++++ Data supplied

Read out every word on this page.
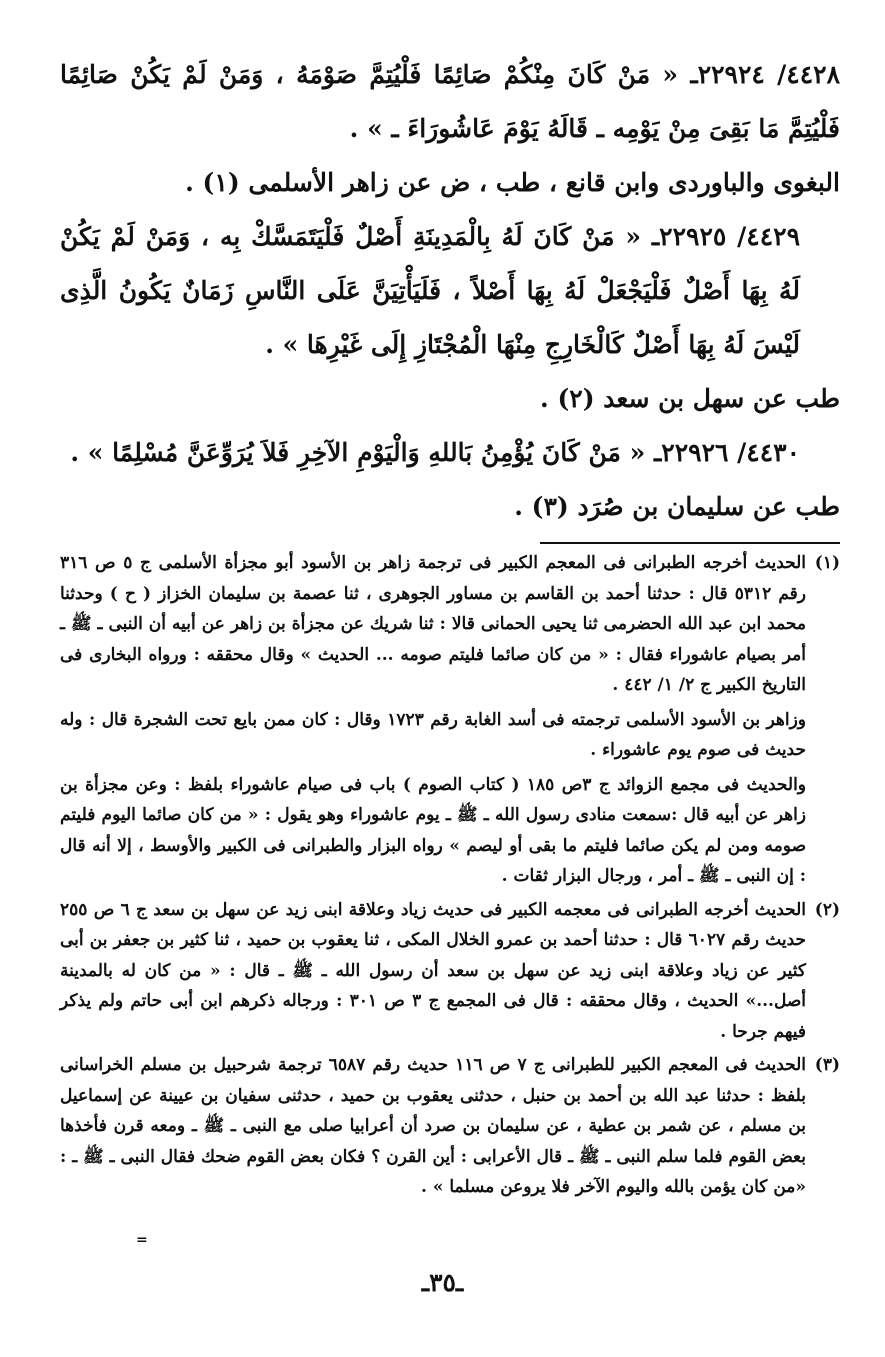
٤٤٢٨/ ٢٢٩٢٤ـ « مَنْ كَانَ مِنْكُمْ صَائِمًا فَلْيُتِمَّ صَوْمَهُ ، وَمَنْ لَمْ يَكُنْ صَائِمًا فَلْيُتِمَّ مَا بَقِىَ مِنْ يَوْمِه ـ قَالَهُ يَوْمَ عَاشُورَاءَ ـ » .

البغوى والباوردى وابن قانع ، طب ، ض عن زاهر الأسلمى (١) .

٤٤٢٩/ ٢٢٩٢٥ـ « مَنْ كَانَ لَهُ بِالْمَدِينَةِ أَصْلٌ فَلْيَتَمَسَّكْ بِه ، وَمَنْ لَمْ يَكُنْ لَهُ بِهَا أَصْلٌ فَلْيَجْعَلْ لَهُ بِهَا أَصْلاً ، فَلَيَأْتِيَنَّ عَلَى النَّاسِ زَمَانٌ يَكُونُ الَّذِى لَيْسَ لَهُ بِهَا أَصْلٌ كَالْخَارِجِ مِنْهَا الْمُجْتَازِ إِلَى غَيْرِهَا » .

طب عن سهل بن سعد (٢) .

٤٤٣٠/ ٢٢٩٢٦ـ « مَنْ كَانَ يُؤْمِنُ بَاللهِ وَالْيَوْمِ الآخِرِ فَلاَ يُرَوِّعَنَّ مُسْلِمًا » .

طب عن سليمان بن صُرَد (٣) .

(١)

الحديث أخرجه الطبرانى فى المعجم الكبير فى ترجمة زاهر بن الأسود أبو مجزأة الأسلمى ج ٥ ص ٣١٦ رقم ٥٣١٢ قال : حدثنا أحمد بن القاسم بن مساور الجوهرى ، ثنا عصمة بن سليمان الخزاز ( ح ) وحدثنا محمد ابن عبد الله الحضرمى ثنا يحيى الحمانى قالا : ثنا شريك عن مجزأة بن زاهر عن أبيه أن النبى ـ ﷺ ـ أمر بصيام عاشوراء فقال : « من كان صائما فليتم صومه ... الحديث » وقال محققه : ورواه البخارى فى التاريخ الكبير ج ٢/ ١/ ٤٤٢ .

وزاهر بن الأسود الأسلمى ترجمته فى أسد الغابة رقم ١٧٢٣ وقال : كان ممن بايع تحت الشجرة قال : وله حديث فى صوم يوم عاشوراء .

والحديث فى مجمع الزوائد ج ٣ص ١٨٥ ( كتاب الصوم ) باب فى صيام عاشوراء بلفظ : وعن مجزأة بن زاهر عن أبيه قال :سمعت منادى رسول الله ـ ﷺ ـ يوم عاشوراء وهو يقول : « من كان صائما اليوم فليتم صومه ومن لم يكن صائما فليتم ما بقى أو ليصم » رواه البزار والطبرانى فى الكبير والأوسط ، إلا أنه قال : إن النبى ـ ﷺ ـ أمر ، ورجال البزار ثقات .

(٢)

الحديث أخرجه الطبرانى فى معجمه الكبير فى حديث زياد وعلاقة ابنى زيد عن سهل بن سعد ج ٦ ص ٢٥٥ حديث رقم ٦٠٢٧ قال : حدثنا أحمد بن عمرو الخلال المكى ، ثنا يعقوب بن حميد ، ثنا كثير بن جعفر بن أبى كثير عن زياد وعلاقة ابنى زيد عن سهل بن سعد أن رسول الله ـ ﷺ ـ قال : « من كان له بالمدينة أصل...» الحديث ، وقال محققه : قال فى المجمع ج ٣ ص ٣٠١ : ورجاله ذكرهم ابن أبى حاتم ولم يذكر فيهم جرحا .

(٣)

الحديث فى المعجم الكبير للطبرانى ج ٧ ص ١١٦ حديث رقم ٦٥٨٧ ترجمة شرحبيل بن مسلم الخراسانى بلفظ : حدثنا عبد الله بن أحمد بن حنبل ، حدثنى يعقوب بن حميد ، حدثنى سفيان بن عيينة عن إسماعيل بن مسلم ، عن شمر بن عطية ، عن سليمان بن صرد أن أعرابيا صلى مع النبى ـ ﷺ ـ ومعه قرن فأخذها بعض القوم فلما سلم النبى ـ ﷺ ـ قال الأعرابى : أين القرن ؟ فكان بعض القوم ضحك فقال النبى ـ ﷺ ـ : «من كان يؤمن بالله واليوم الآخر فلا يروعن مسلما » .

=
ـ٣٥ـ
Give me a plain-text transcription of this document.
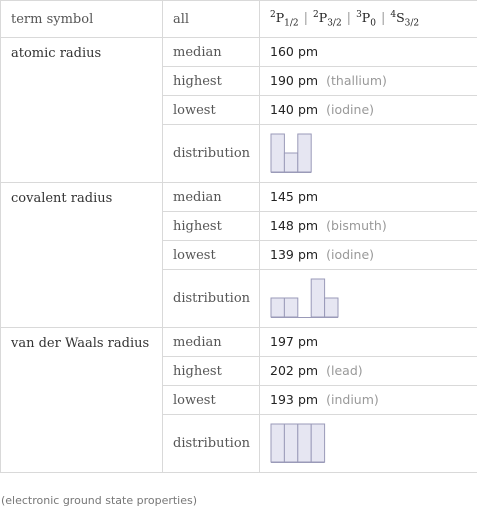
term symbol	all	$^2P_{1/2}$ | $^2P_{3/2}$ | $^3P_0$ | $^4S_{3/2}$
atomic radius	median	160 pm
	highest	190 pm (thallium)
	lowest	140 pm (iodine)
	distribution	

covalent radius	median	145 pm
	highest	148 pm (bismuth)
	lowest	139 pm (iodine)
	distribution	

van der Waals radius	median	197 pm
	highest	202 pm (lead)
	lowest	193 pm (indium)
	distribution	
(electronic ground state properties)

++++++++

→ **Given instruction**
Make an exact copy of all entries above, dropping the images.

→ **Task output**
Read out every word on this page.
٤٤٢٨/ ٢٢٩٢٤ـ « مَنْ كَانَ مِنْكُمْ صَائِمًا فَلْيُتِمَّ صَوْمَهُ ، وَمَنْ لَمْ يَكُنْ صَائِمًا فَلْيُتِمَّ مَا بَقِىَ مِنْ يَوْمِه ـ قَالَهُ يَوْمَ عَاشُورَاءَ ـ » .

البغوى والباوردى وابن قانع ، طب ، ض عن زاهر الأسلمى (١) .

٤٤٢٩/ ٢٢٩٢٥ـ « مَنْ كَانَ لَهُ بِالْمَدِينَةِ أَصْلٌ فَلْيَتَمَسَّكْ بِه ، وَمَنْ لَمْ يَكُنْ لَهُ بِهَا أَصْلٌ فَلْيَجْعَلْ لَهُ بِهَا أَصْلاً ، فَلَيَأْتِيَنَّ عَلَى النَّاسِ زَمَانٌ يَكُونُ الَّذِى لَيْسَ لَهُ بِهَا أَصْلٌ كَالْخَارِجِ مِنْهَا الْمُجْتَازِ إِلَى غَيْرِهَا » .

طب عن سهل بن سعد (٢) .

٤٤٣٠/ ٢٢٩٢٦ـ « مَنْ كَانَ يُؤْمِنُ بَاللهِ وَالْيَوْمِ الآخِرِ فَلاَ يُرَوِّعَنَّ مُسْلِمًا » .

طب عن سليمان بن صُرَد (٣) .

(١)

الحديث أخرجه الطبرانى فى المعجم الكبير فى ترجمة زاهر بن الأسود أبو مجزأة الأسلمى ج ٥ ص ٣١٦ رقم ٥٣١٢ قال : حدثنا أحمد بن القاسم بن مساور الجوهرى ، ثنا عصمة بن سليمان الخزاز ( ح ) وحدثنا محمد ابن عبد الله الحضرمى ثنا يحيى الحمانى قالا : ثنا شريك عن مجزأة بن زاهر عن أبيه أن النبى ـ ﷺ ـ أمر بصيام عاشوراء فقال : « من كان صائما فليتم صومه ... الحديث » وقال محققه : ورواه البخارى فى التاريخ الكبير ج ٢/ ١/ ٤٤٢ .

وزاهر بن الأسود الأسلمى ترجمته فى أسد الغابة رقم ١٧٢٣ وقال : كان ممن بايع تحت الشجرة قال : وله حديث فى صوم يوم عاشوراء .

والحديث فى مجمع الزوائد ج ٣ص ١٨٥ ( كتاب الصوم ) باب فى صيام عاشوراء بلفظ : وعن مجزأة بن زاهر عن أبيه قال :سمعت منادى رسول الله ـ ﷺ ـ يوم عاشوراء وهو يقول : « من كان صائما اليوم فليتم صومه ومن لم يكن صائما فليتم ما بقى أو ليصم » رواه البزار والطبرانى فى الكبير والأوسط ، إلا أنه قال : إن النبى ـ ﷺ ـ أمر ، ورجال البزار ثقات .

(٢)

الحديث أخرجه الطبرانى فى معجمه الكبير فى حديث زياد وعلاقة ابنى زيد عن سهل بن سعد ج ٦ ص ٢٥٥ حديث رقم ٦٠٢٧ قال : حدثنا أحمد بن عمرو الخلال المكى ، ثنا يعقوب بن حميد ، ثنا كثير بن جعفر بن أبى كثير عن زياد وعلاقة ابنى زيد عن سهل بن سعد أن رسول الله ـ ﷺ ـ قال : « من كان له بالمدينة أصل...» الحديث ، وقال محققه : قال فى المجمع ج ٣ ص ٣٠١ : ورجاله ذكرهم ابن أبى حاتم ولم يذكر فيهم جرحا .

(٣)

الحديث فى المعجم الكبير للطبرانى ج ٧ ص ١١٦ حديث رقم ٦٥٨٧ ترجمة شرحبيل بن مسلم الخراسانى بلفظ : حدثنا عبد الله بن أحمد بن حنبل ، حدثنى يعقوب بن حميد ، حدثنى سفيان بن عيينة عن إسماعيل بن مسلم ، عن شمر بن عطية ، عن سليمان بن صرد أن أعرابيا صلى مع النبى ـ ﷺ ـ ومعه قرن فأخذها بعض القوم فلما سلم النبى ـ ﷺ ـ قال الأعرابى : أين القرن ؟ فكان بعض القوم ضحك فقال النبى ـ ﷺ ـ : «من كان يؤمن بالله واليوم الآخر فلا يروعن مسلما » .

=
ـ٣٥ـ
Give me a plain-text transcription of this document.
term symbol	all	$^2P_{1/2}$ | $^2P_{3/2}$ | $^3P_0$ | $^4S_{3/2}$
atomic radius	median	160 pm
	highest	190 pm (thallium)
	lowest	140 pm (iodine)
	distribution	

covalent radius	median	145 pm
	highest	148 pm (bismuth)
	lowest	139 pm (iodine)
	distribution	

van der Waals radius	median	197 pm
	highest	202 pm (lead)
	lowest	193 pm (indium)
	distribution	
(electronic ground state properties)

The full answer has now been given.